• _EXERCISE_:
From the entries below, extract every line that includes the word "California".

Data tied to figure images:
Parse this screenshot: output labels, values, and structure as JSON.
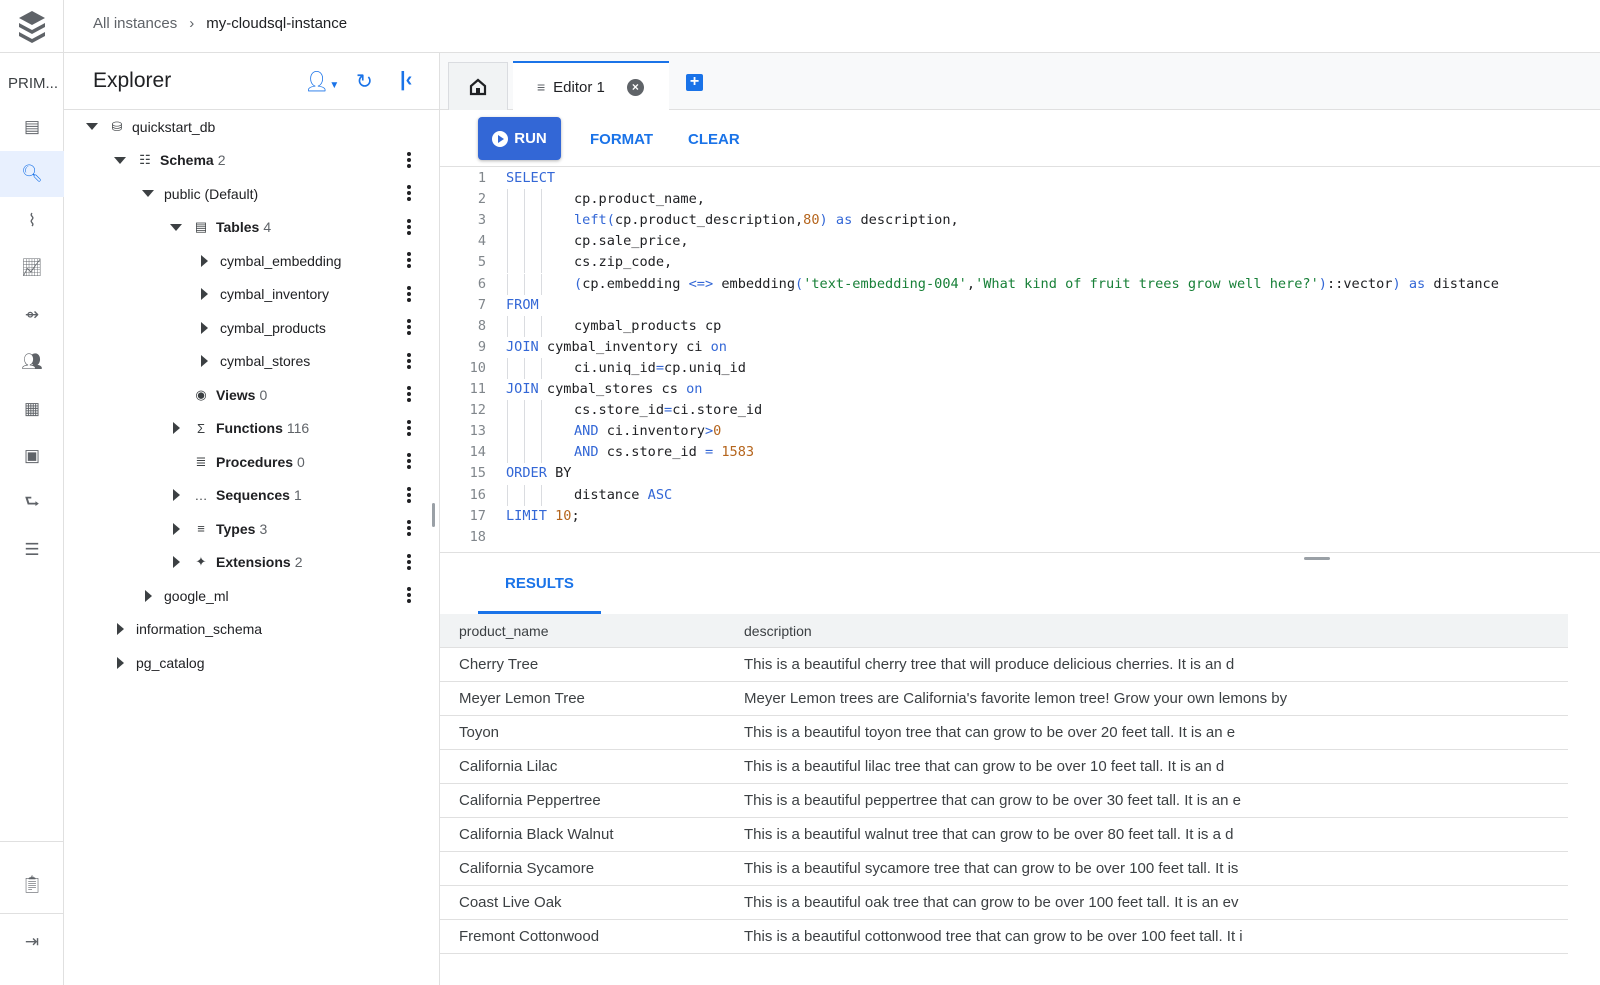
{
  "breadcrumb": {
    "parent": "All instances",
    "current": "my-cloudsql-instance"
  },
  "rail": {
    "label": "PRIM...",
    "icons": [
      "instance-icon",
      "search-icon",
      "monitoring-icon",
      "insights-icon",
      "connections-icon",
      "users-icon",
      "databases-icon",
      "backups-icon",
      "replicas-icon",
      "operations-icon",
      "notes-icon",
      "expand-icon"
    ]
  },
  "explorer": {
    "title": "Explorer",
    "tree": [
      {
        "label": "quickstart_db",
        "count": "",
        "icon": "database-icon",
        "expand": "down",
        "indent": 0,
        "bold": false,
        "menu": false
      },
      {
        "label": "Schema",
        "count": "2",
        "icon": "schema-icon",
        "expand": "down",
        "indent": 1,
        "bold": true,
        "menu": true
      },
      {
        "label": "public (Default)",
        "count": "",
        "icon": "",
        "expand": "down",
        "indent": 2,
        "bold": false,
        "menu": true
      },
      {
        "label": "Tables",
        "count": "4",
        "icon": "table-icon",
        "expand": "down",
        "indent": 3,
        "bold": true,
        "menu": true
      },
      {
        "label": "cymbal_embedding",
        "count": "",
        "icon": "",
        "expand": "right",
        "indent": 4,
        "bold": false,
        "menu": true
      },
      {
        "label": "cymbal_inventory",
        "count": "",
        "icon": "",
        "expand": "right",
        "indent": 4,
        "bold": false,
        "menu": true
      },
      {
        "label": "cymbal_products",
        "count": "",
        "icon": "",
        "expand": "right",
        "indent": 4,
        "bold": false,
        "menu": true
      },
      {
        "label": "cymbal_stores",
        "count": "",
        "icon": "",
        "expand": "right",
        "indent": 4,
        "bold": false,
        "menu": true
      },
      {
        "label": "Views",
        "count": "0",
        "icon": "eye-icon",
        "expand": "",
        "indent": 3,
        "bold": true,
        "menu": true
      },
      {
        "label": "Functions",
        "count": "116",
        "icon": "sigma-icon",
        "expand": "right",
        "indent": 3,
        "bold": true,
        "menu": true
      },
      {
        "label": "Procedures",
        "count": "0",
        "icon": "procedure-icon",
        "expand": "",
        "indent": 3,
        "bold": true,
        "menu": true
      },
      {
        "label": "Sequences",
        "count": "1",
        "icon": "sequence-icon",
        "expand": "right",
        "indent": 3,
        "bold": true,
        "menu": true
      },
      {
        "label": "Types",
        "count": "3",
        "icon": "types-icon",
        "expand": "right",
        "indent": 3,
        "bold": true,
        "menu": true
      },
      {
        "label": "Extensions",
        "count": "2",
        "icon": "extension-icon",
        "expand": "right",
        "indent": 3,
        "bold": true,
        "menu": true
      },
      {
        "label": "google_ml",
        "count": "",
        "icon": "",
        "expand": "right",
        "indent": 2,
        "bold": false,
        "menu": true
      },
      {
        "label": "information_schema",
        "count": "",
        "icon": "",
        "expand": "right",
        "indent": 1,
        "bold": false,
        "menu": false
      },
      {
        "label": "pg_catalog",
        "count": "",
        "icon": "",
        "expand": "right",
        "indent": 1,
        "bold": false,
        "menu": false
      }
    ]
  },
  "tabs": {
    "editor_label": "Editor 1"
  },
  "toolbar": {
    "run": "RUN",
    "format": "FORMAT",
    "clear": "CLEAR"
  },
  "code": [
    {
      "n": "1",
      "g": 0,
      "t": [
        [
          "k",
          "SELECT"
        ]
      ]
    },
    {
      "n": "2",
      "g": 3,
      "t": [
        [
          "p",
          "cp.product_name,"
        ]
      ]
    },
    {
      "n": "3",
      "g": 3,
      "t": [
        [
          "k",
          "left("
        ],
        [
          "p",
          "cp.product_description,"
        ],
        [
          "n",
          "80"
        ],
        [
          "k",
          ")"
        ],
        [
          "p",
          " "
        ],
        [
          "k",
          "as"
        ],
        [
          "p",
          " description,"
        ]
      ]
    },
    {
      "n": "4",
      "g": 3,
      "t": [
        [
          "p",
          "cp.sale_price,"
        ]
      ]
    },
    {
      "n": "5",
      "g": 3,
      "t": [
        [
          "p",
          "cs.zip_code,"
        ]
      ]
    },
    {
      "n": "6",
      "g": 3,
      "t": [
        [
          "k",
          "("
        ],
        [
          "p",
          "cp.embedding "
        ],
        [
          "k",
          "<=>"
        ],
        [
          "p",
          " embedding"
        ],
        [
          "k",
          "("
        ],
        [
          "s",
          "'text-embedding-004'"
        ],
        [
          "p",
          ","
        ],
        [
          "s",
          "'What kind of fruit trees grow well here?'"
        ],
        [
          "k",
          ")"
        ],
        [
          "p",
          "::vector"
        ],
        [
          "k",
          ")"
        ],
        [
          "p",
          " "
        ],
        [
          "k",
          "as"
        ],
        [
          "p",
          " distance"
        ]
      ]
    },
    {
      "n": "7",
      "g": 0,
      "t": [
        [
          "k",
          "FROM"
        ]
      ]
    },
    {
      "n": "8",
      "g": 3,
      "t": [
        [
          "p",
          "cymbal_products cp"
        ]
      ]
    },
    {
      "n": "9",
      "g": 0,
      "t": [
        [
          "k",
          "JOIN"
        ],
        [
          "p",
          " cymbal_inventory ci "
        ],
        [
          "k",
          "on"
        ]
      ]
    },
    {
      "n": "10",
      "g": 3,
      "t": [
        [
          "p",
          "ci.uniq_id"
        ],
        [
          "k",
          "="
        ],
        [
          "p",
          "cp.uniq_id"
        ]
      ]
    },
    {
      "n": "11",
      "g": 0,
      "t": [
        [
          "k",
          "JOIN"
        ],
        [
          "p",
          " cymbal_stores cs "
        ],
        [
          "k",
          "on"
        ]
      ]
    },
    {
      "n": "12",
      "g": 3,
      "t": [
        [
          "p",
          "cs.store_id"
        ],
        [
          "k",
          "="
        ],
        [
          "p",
          "ci.store_id"
        ]
      ]
    },
    {
      "n": "13",
      "g": 3,
      "t": [
        [
          "k",
          "AND"
        ],
        [
          "p",
          " ci.inventory"
        ],
        [
          "k",
          ">"
        ],
        [
          "n",
          "0"
        ]
      ]
    },
    {
      "n": "14",
      "g": 3,
      "t": [
        [
          "k",
          "AND"
        ],
        [
          "p",
          " cs.store_id "
        ],
        [
          "k",
          "="
        ],
        [
          "p",
          " "
        ],
        [
          "n",
          "1583"
        ]
      ]
    },
    {
      "n": "15",
      "g": 0,
      "t": [
        [
          "k",
          "ORDER"
        ],
        [
          "p",
          " BY"
        ]
      ]
    },
    {
      "n": "16",
      "g": 3,
      "t": [
        [
          "p",
          "distance "
        ],
        [
          "k",
          "ASC"
        ]
      ]
    },
    {
      "n": "17",
      "g": 0,
      "t": [
        [
          "k",
          "LIMIT"
        ],
        [
          "p",
          " "
        ],
        [
          "n",
          "10"
        ],
        [
          "p",
          ";"
        ]
      ]
    },
    {
      "n": "18",
      "g": 0,
      "t": []
    }
  ],
  "results": {
    "tab": "RESULTS",
    "columns": [
      "product_name",
      "description"
    ],
    "rows": [
      [
        "Cherry Tree",
        "This is a beautiful cherry tree that will produce delicious cherries. It is an d"
      ],
      [
        "Meyer Lemon Tree",
        "Meyer Lemon trees are California's favorite lemon tree! Grow your own lemons by"
      ],
      [
        "Toyon",
        "This is a beautiful toyon tree that can grow to be over 20 feet tall. It is an e"
      ],
      [
        "California Lilac",
        "This is a beautiful lilac tree that can grow to be over 10 feet tall. It is an d"
      ],
      [
        "California Peppertree",
        "This is a beautiful peppertree that can grow to be over 30 feet tall. It is an e"
      ],
      [
        "California Black Walnut",
        "This is a beautiful walnut tree that can grow to be over 80 feet tall. It is a d"
      ],
      [
        "California Sycamore",
        "This is a beautiful sycamore tree that can grow to be over 100 feet tall. It is"
      ],
      [
        "Coast Live Oak",
        "This is a beautiful oak tree that can grow to be over 100 feet tall. It is an ev"
      ],
      [
        "Fremont Cottonwood",
        "This is a beautiful cottonwood tree that can grow to be over 100 feet tall. It i"
      ]
    ]
  }
}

• _EXPECTED ANSWER_:
        "Meyer Lemon trees are California's favorite lemon tree! Grow your own lemons by"
        "California Lilac",
        "California Peppertree",
        "California Black Walnut",
        "California Sycamore",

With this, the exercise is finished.